**Set task**
Show each line of the data below that has the string "строительство" in it.
━━ Information given ━━
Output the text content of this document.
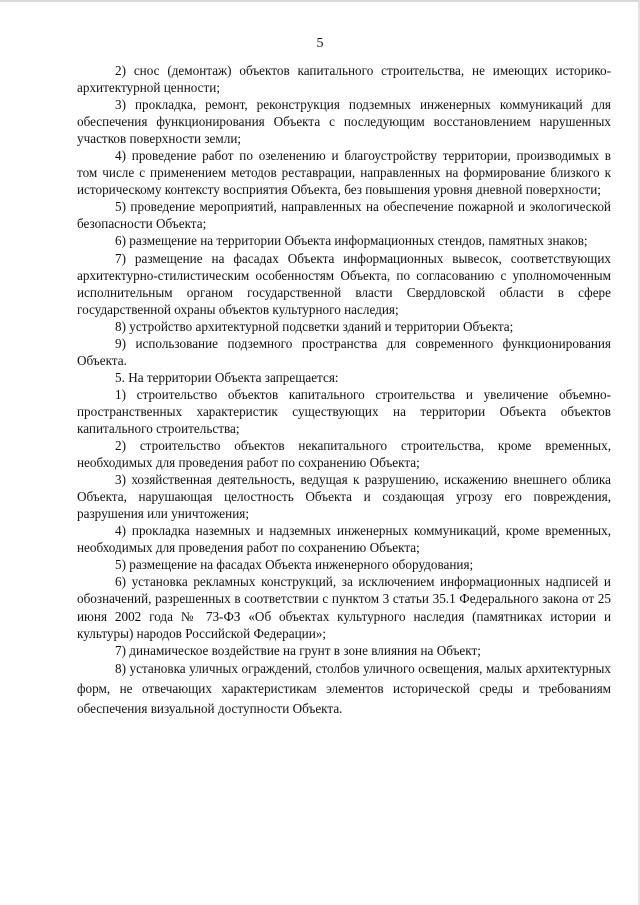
5

2) снос (демонтаж) объектов капитального строительства, не имеющих историко-архитектурной ценности;

3) прокладка, ремонт, реконструкция подземных инженерных коммуникаций для обеспечения функционирования Объекта с последующим восстановлением нарушенных участков поверхности земли;

4) проведение работ по озеленению и благоустройству территории, производимых в том числе с применением методов реставрации, направленных на формирование близкого к историческому контексту восприятия Объекта, без повышения уровня дневной поверхности;

5) проведение мероприятий, направленных на обеспечение пожарной и экологической безопасности Объекта;

6) размещение на территории Объекта информационных стендов, памятных знаков;

7) размещение на фасадах Объекта информационных вывесок, соответствующих архитектурно-стилистическим особенностям Объекта, по согласованию с уполномоченным исполнительным органом государственной власти Свердловской области в сфере государственной охраны объектов культурного наследия;

8) устройство архитектурной подсветки зданий и территории Объекта;

9) использование подземного пространства для современного функционирования Объекта.

5. На территории Объекта запрещается:

1) строительство объектов капитального строительства и увеличение объемно-пространственных характеристик существующих на территории Объекта объектов капитального строительства;

2) строительство объектов некапитального строительства, кроме временных, необходимых для проведения работ по сохранению Объекта;

3) хозяйственная деятельность, ведущая к разрушению, искажению внешнего облика Объекта, нарушающая целостность Объекта и создающая угрозу его повреждения, разрушения или уничтожения;

4) прокладка наземных и надземных инженерных коммуникаций, кроме временных, необходимых для проведения работ по сохранению Объекта;

5) размещение на фасадах Объекта инженерного оборудования;

6) установка рекламных конструкций, за исключением информационных надписей и обозначений, разрешенных в соответствии с пунктом 3 статьи 35.1 Федерального закона от 25 июня 2002 года № 73-ФЗ «Об объектах культурного наследия (памятниках истории и культуры) народов Российской Федерации»;

7) динамическое воздействие на грунт в зоне влияния на Объект;

8) установка уличных ограждений, столбов уличного освещения, малых архитектурных форм, не отвечающих характеристикам элементов исторической среды и требованиям обеспечения визуальной доступности Объекта.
━━━
**Response to this exercise**
1) строительство объектов капитального строительства и увеличение объемно-пространственных характеристик существующих на территории Объекта объектов капитального строительства;
2) строительство объектов некапитального строительства, кроме временных, необходимых для проведения работ по сохранению Объекта;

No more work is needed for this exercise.